** WHAT YOU HAVE TO DO **
Exactly reproduce the line containing "What text is on this page?" and all later lines to the end of the entries, leaving the pictures out of your copy.

________________________

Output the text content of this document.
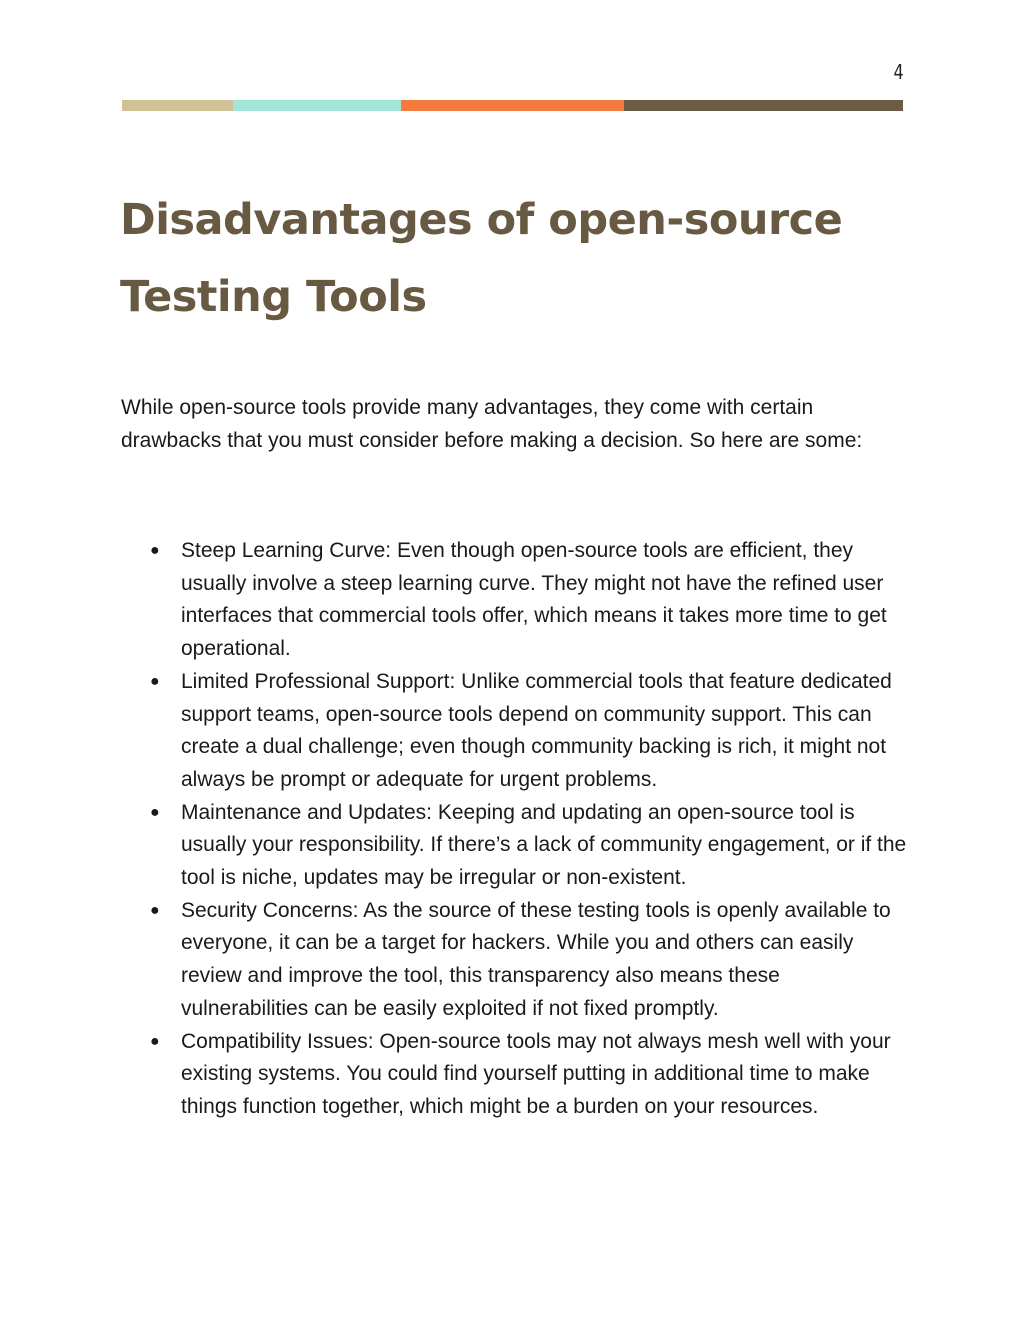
4
Disadvantages of open-source Testing Tools

While open-source tools provide many advantages, they come with certain drawbacks that you must consider before making a decision. So here are some:

● Steep Learning Curve: Even though open-source tools are efficient, they usually involve a steep learning curve. They might not have the refined user interfaces that commercial tools offer, which means it takes more time to get operational.
● Limited Professional Support: Unlike commercial tools that feature dedicated support teams, open-source tools depend on community support. This can create a dual challenge; even though community backing is rich, it might not always be prompt or adequate for urgent problems.
● Maintenance and Updates: Keeping and updating an open-source tool is usually your responsibility. If there’s a lack of community engagement, or if the tool is niche, updates may be irregular or non-existent.
● Security Concerns: As the source of these testing tools is openly available to everyone, it can be a target for hackers. While you and others can easily review and improve the tool, this transparency also means these vulnerabilities can be easily exploited if not fixed promptly.
● Compatibility Issues: Open-source tools may not always mesh well with your existing systems. You could find yourself putting in additional time to make things function together, which might be a burden on your resources.
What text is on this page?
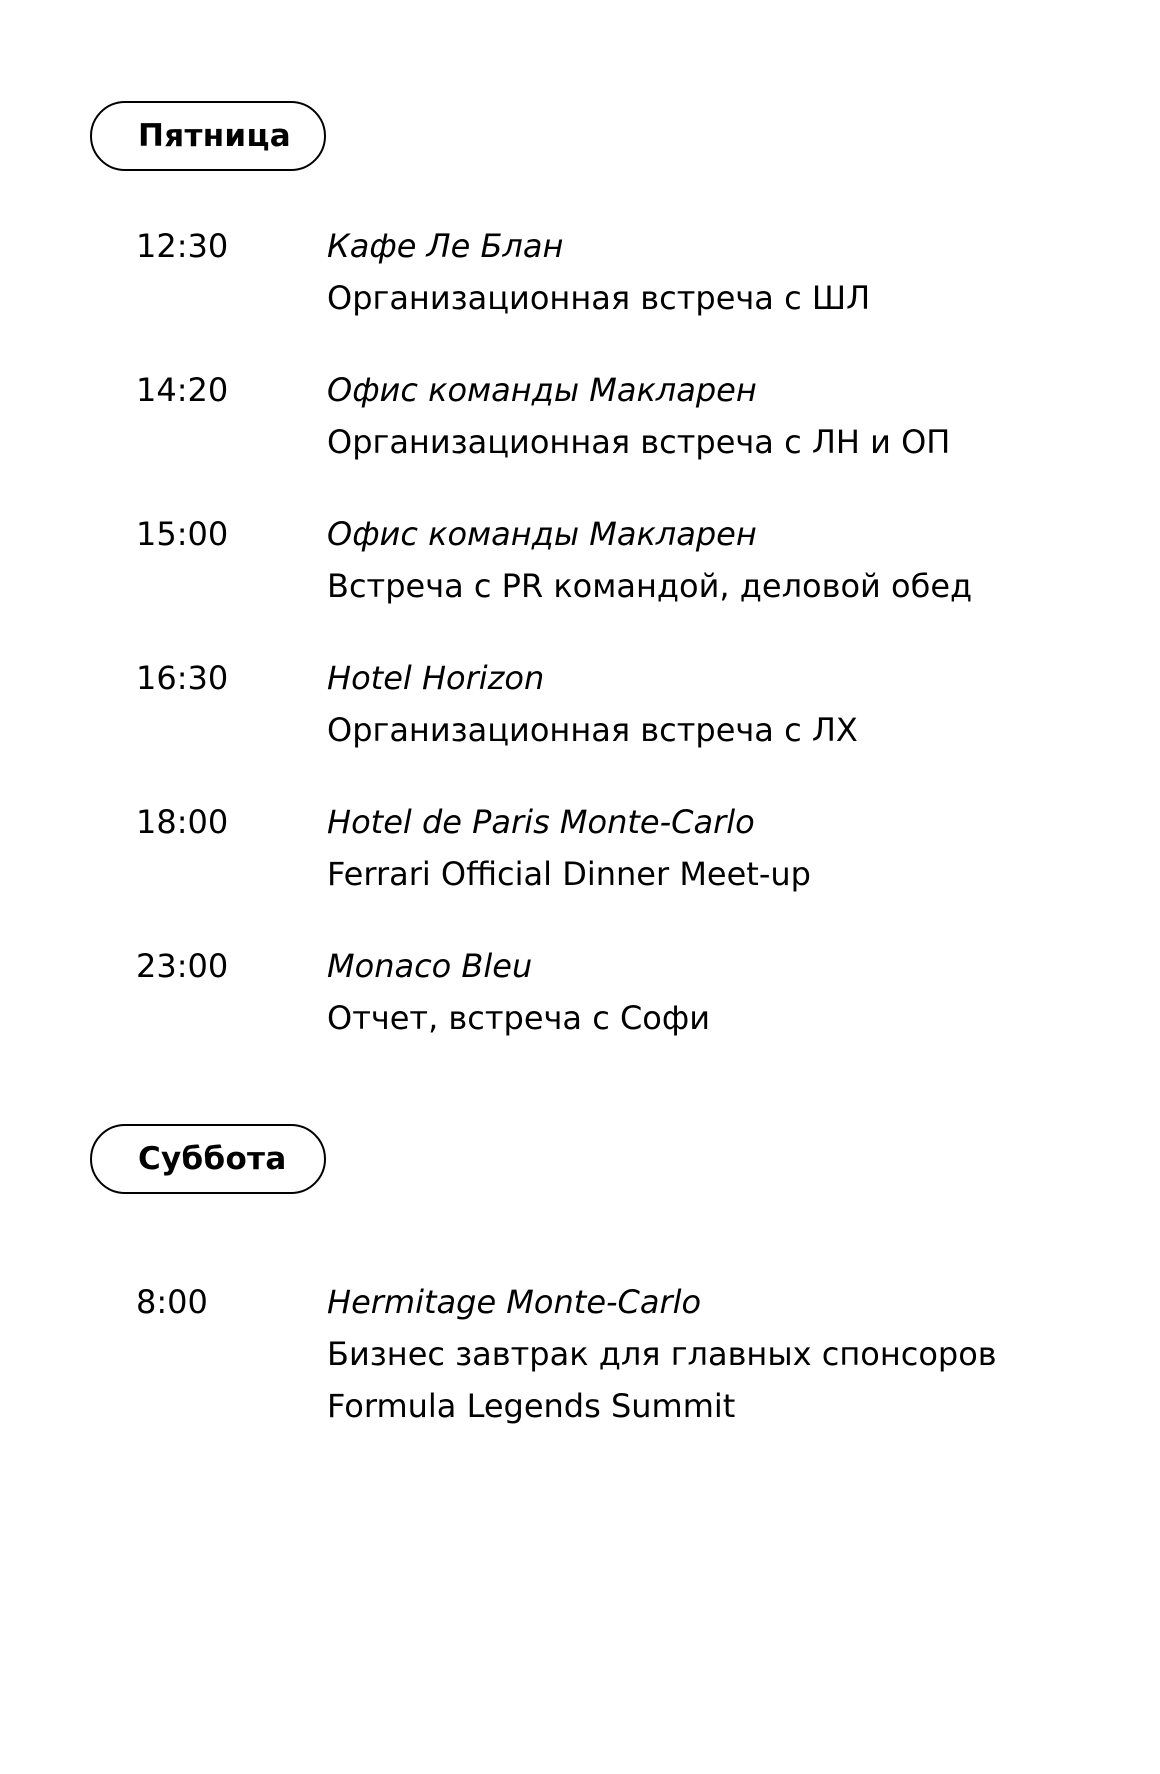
Пятница
12:30	Кафе Ле Блан
Организационная встреча с ШЛ
14:20	Офис команды Макларен
Организационная встреча с ЛН и ОП
15:00	Офис команды Макларен
Встреча с PR командой, деловой обед
16:30	Hotel Horizon
Организационная встреча с ЛХ
18:00	Hotel de Paris Monte-Carlo
Ferrari Official Dinner Meet-up
23:00	Monaco Bleu
Отчет, встреча с Софи
Суббота
8:00	Hermitage Monte-Carlo
Бизнес завтрак для главных спонсоров
Formula Legends Summit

________________________

** FULL ANSWER **
What text is on this page?
Пятница
12:30	Кафе Ле Блан
Организационная встреча с ШЛ
14:20	Офис команды Макларен
Организационная встреча с ЛН и ОП
15:00	Офис команды Макларен
Встреча с PR командой, деловой обед
16:30	Hotel Horizon
Организационная встреча с ЛХ
18:00	Hotel de Paris Monte-Carlo
Ferrari Official Dinner Meet-up
23:00	Monaco Bleu
Отчет, встреча с Софи
Суббота
8:00	Hermitage Monte-Carlo
Бизнес завтрак для главных спонсоров
Formula Legends Summit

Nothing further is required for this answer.